> **To be done**
Copy the data below exactly, omitting any picture it contains.

BEGIN Rows

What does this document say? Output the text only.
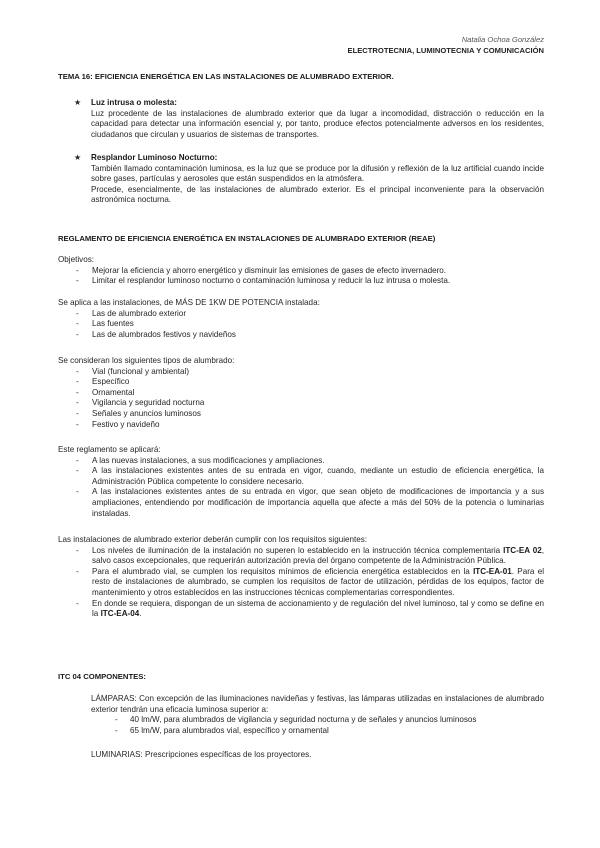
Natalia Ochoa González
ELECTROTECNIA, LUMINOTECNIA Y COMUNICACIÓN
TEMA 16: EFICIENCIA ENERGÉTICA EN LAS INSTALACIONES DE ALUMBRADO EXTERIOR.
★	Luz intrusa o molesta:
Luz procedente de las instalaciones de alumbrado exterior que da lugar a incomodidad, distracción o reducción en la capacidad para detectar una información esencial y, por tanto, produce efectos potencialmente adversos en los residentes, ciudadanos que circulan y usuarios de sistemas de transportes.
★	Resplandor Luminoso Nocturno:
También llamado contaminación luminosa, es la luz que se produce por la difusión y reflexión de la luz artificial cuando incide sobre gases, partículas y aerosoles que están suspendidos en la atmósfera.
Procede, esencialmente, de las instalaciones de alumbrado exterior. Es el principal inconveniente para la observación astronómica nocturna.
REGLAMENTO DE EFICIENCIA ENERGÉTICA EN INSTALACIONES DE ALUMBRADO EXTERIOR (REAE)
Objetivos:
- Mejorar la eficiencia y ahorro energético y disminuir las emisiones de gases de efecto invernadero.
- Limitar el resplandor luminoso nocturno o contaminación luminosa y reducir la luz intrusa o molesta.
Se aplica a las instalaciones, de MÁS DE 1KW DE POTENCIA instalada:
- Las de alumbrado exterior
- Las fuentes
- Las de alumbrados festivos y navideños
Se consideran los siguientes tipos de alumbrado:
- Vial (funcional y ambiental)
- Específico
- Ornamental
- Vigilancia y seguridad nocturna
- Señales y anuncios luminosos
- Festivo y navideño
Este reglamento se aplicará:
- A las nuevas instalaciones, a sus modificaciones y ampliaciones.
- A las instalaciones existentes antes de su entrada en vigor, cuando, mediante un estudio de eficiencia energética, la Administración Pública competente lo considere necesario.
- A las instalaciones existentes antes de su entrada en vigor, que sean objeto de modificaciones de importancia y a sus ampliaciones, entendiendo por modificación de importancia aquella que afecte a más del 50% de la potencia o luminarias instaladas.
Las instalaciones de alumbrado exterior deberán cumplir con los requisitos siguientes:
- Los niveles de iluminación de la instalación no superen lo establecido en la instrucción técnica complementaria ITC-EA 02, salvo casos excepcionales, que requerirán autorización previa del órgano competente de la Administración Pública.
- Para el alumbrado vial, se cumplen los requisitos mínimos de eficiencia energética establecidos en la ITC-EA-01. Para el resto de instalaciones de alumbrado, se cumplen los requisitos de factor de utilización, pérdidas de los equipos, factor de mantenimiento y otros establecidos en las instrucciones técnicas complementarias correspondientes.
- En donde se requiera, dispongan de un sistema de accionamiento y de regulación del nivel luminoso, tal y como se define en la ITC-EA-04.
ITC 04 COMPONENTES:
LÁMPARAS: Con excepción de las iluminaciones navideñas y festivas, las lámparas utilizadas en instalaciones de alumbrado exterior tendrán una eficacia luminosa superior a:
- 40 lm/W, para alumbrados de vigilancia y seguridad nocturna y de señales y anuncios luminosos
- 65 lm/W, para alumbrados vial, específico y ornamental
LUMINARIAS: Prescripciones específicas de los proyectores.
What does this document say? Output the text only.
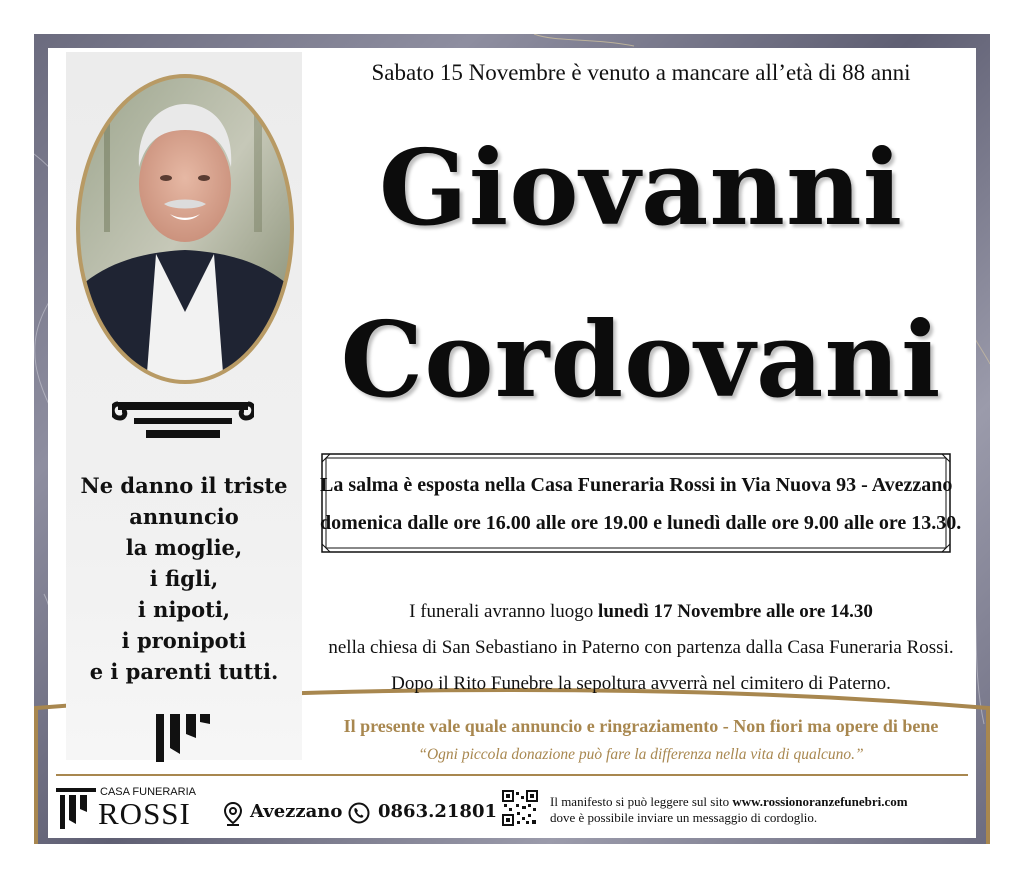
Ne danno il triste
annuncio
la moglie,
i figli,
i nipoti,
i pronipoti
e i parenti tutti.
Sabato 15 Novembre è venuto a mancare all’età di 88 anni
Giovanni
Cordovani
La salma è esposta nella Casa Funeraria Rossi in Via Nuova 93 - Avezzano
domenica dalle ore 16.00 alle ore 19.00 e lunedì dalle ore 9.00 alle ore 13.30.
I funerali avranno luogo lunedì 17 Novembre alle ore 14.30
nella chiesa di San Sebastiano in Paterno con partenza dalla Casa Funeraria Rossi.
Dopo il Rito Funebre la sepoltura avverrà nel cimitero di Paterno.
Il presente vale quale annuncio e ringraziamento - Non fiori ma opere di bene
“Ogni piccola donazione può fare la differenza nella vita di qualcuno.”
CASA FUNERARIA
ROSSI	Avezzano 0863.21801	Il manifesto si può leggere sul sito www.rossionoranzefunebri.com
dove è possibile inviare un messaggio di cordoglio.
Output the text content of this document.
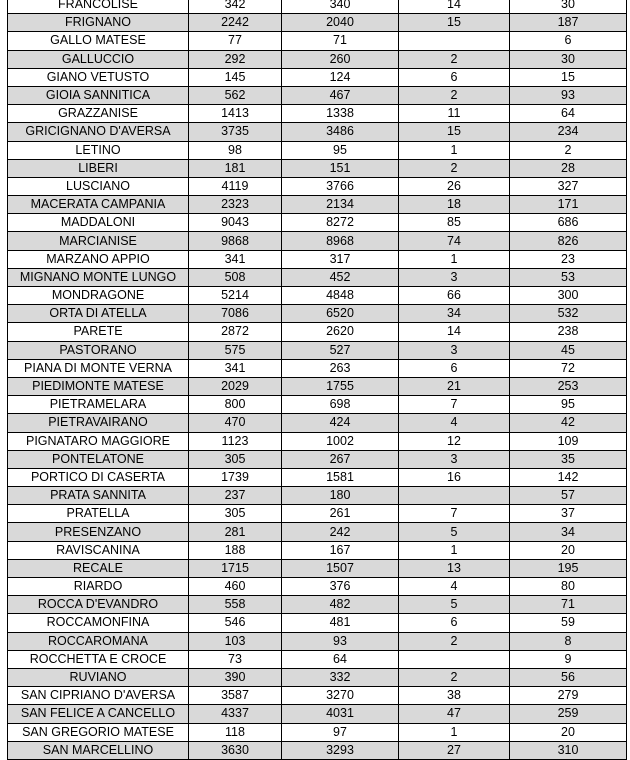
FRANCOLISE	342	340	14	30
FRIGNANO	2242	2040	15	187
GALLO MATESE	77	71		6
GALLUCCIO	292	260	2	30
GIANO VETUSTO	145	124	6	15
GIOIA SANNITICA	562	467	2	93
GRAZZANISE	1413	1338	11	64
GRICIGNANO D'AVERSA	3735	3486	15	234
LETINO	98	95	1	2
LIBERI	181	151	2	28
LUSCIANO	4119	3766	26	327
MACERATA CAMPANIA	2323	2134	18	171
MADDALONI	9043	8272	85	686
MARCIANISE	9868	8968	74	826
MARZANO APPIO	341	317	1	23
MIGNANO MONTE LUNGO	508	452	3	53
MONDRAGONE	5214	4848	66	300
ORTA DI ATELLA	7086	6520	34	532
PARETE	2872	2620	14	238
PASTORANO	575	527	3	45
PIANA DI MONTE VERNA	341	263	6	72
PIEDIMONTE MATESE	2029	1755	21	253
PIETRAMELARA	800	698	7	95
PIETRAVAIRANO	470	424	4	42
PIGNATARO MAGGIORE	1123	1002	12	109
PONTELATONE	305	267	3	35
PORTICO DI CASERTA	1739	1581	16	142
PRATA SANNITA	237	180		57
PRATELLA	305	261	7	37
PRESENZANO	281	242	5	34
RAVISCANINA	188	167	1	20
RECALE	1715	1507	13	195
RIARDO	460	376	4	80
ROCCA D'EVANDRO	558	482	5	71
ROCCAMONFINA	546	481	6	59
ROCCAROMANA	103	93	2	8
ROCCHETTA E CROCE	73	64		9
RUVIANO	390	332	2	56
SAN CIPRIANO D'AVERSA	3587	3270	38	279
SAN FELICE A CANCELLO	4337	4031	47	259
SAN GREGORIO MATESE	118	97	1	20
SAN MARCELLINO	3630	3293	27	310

END Rows

> **Output of the exercise**
What does this document say? Output the text only.
Natalia Ochoa González
ELECTROTECNIA, LUMINOTECNIA Y COMUNICACIÓN
TEMA 16: EFICIENCIA ENERGÉTICA EN LAS INSTALACIONES DE ALUMBRADO EXTERIOR.
★	Luz intrusa o molesta:
Luz procedente de las instalaciones de alumbrado exterior que da lugar a incomodidad, distracción o reducción en la capacidad para detectar una información esencial y, por tanto, produce efectos potencialmente adversos en los residentes, ciudadanos que circulan y usuarios de sistemas de transportes.
★	Resplandor Luminoso Nocturno:
También llamado contaminación luminosa, es la luz que se produce por la difusión y reflexión de la luz artificial cuando incide sobre gases, partículas y aerosoles que están suspendidos en la atmósfera.
Procede, esencialmente, de las instalaciones de alumbrado exterior. Es el principal inconveniente para la observación astronómica nocturna.
REGLAMENTO DE EFICIENCIA ENERGÉTICA EN INSTALACIONES DE ALUMBRADO EXTERIOR (REAE)
Objetivos:
- Mejorar la eficiencia y ahorro energético y disminuir las emisiones de gases de efecto invernadero.
- Limitar el resplandor luminoso nocturno o contaminación luminosa y reducir la luz intrusa o molesta.
Se aplica a las instalaciones, de MÁS DE 1KW DE POTENCIA instalada:
- Las de alumbrado exterior
- Las fuentes
- Las de alumbrados festivos y navideños
Se consideran los siguientes tipos de alumbrado:
- Vial (funcional y ambiental)
- Específico
- Ornamental
- Vigilancia y seguridad nocturna
- Señales y anuncios luminosos
- Festivo y navideño
Este reglamento se aplicará:
- A las nuevas instalaciones, a sus modificaciones y ampliaciones.
- A las instalaciones existentes antes de su entrada en vigor, cuando, mediante un estudio de eficiencia energética, la Administración Pública competente lo considere necesario.
- A las instalaciones existentes antes de su entrada en vigor, que sean objeto de modificaciones de importancia y a sus ampliaciones, entendiendo por modificación de importancia aquella que afecte a más del 50% de la potencia o luminarias instaladas.
Las instalaciones de alumbrado exterior deberán cumplir con los requisitos siguientes:
- Los niveles de iluminación de la instalación no superen lo establecido en la instrucción técnica complementaria ITC-EA 02, salvo casos excepcionales, que requerirán autorización previa del órgano competente de la Administración Pública.
- Para el alumbrado vial, se cumplen los requisitos mínimos de eficiencia energética establecidos en la ITC-EA-01. Para el resto de instalaciones de alumbrado, se cumplen los requisitos de factor de utilización, pérdidas de los equipos, factor de mantenimiento y otros establecidos en las instrucciones técnicas complementarias correspondientes.
- En donde se requiera, dispongan de un sistema de accionamiento y de regulación del nivel luminoso, tal y como se define en la ITC-EA-04.
ITC 04 COMPONENTES:
LÁMPARAS: Con excepción de las iluminaciones navideñas y festivas, las lámparas utilizadas en instalaciones de alumbrado exterior tendrán una eficacia luminosa superior a:
- 40 lm/W, para alumbrados de vigilancia y seguridad nocturna y de señales y anuncios luminosos
- 65 lm/W, para alumbrados vial, específico y ornamental
LUMINARIAS: Prescripciones específicas de los proyectores.
What does this document say? Output the text only.
Ne danno il triste
annuncio
la moglie,
i figli,
i nipoti,
i pronipoti
e i parenti tutti.
Sabato 15 Novembre è venuto a mancare all’età di 88 anni
Giovanni
Cordovani
La salma è esposta nella Casa Funeraria Rossi in Via Nuova 93 - Avezzano
domenica dalle ore 16.00 alle ore 19.00 e lunedì dalle ore 9.00 alle ore 13.30.
I funerali avranno luogo lunedì 17 Novembre alle ore 14.30
nella chiesa di San Sebastiano in Paterno con partenza dalla Casa Funeraria Rossi.
Dopo il Rito Funebre la sepoltura avverrà nel cimitero di Paterno.
Il presente vale quale annuncio e ringraziamento - Non fiori ma opere di bene
“Ogni piccola donazione può fare la differenza nella vita di qualcuno.”
CASA FUNERARIA
ROSSI	Avezzano 0863.21801	Il manifesto si può leggere sul sito www.rossionoranzefunebri.com
dove è possibile inviare un messaggio di cordoglio.
Output the text content of this document.
FRANCOLISE	342	340	14	30
FRIGNANO	2242	2040	15	187
GALLO MATESE	77	71		6
GALLUCCIO	292	260	2	30
GIANO VETUSTO	145	124	6	15
GIOIA SANNITICA	562	467	2	93
GRAZZANISE	1413	1338	11	64
GRICIGNANO D'AVERSA	3735	3486	15	234
LETINO	98	95	1	2
LIBERI	181	151	2	28
LUSCIANO	4119	3766	26	327
MACERATA CAMPANIA	2323	2134	18	171
MADDALONI	9043	8272	85	686
MARCIANISE	9868	8968	74	826
MARZANO APPIO	341	317	1	23
MIGNANO MONTE LUNGO	508	452	3	53
MONDRAGONE	5214	4848	66	300
ORTA DI ATELLA	7086	6520	34	532
PARETE	2872	2620	14	238
PASTORANO	575	527	3	45
PIANA DI MONTE VERNA	341	263	6	72
PIEDIMONTE MATESE	2029	1755	21	253
PIETRAMELARA	800	698	7	95
PIETRAVAIRANO	470	424	4	42
PIGNATARO MAGGIORE	1123	1002	12	109
PONTELATONE	305	267	3	35
PORTICO DI CASERTA	1739	1581	16	142
PRATA SANNITA	237	180		57
PRATELLA	305	261	7	37
PRESENZANO	281	242	5	34
RAVISCANINA	188	167	1	20
RECALE	1715	1507	13	195
RIARDO	460	376	4	80
ROCCA D'EVANDRO	558	482	5	71
ROCCAMONFINA	546	481	6	59
ROCCAROMANA	103	93	2	8
ROCCHETTA E CROCE	73	64		9
RUVIANO	390	332	2	56
SAN CIPRIANO D'AVERSA	3587	3270	38	279
SAN FELICE A CANCELLO	4337	4031	47	259
SAN GREGORIO MATESE	118	97	1	20
SAN MARCELLINO	3630	3293	27	310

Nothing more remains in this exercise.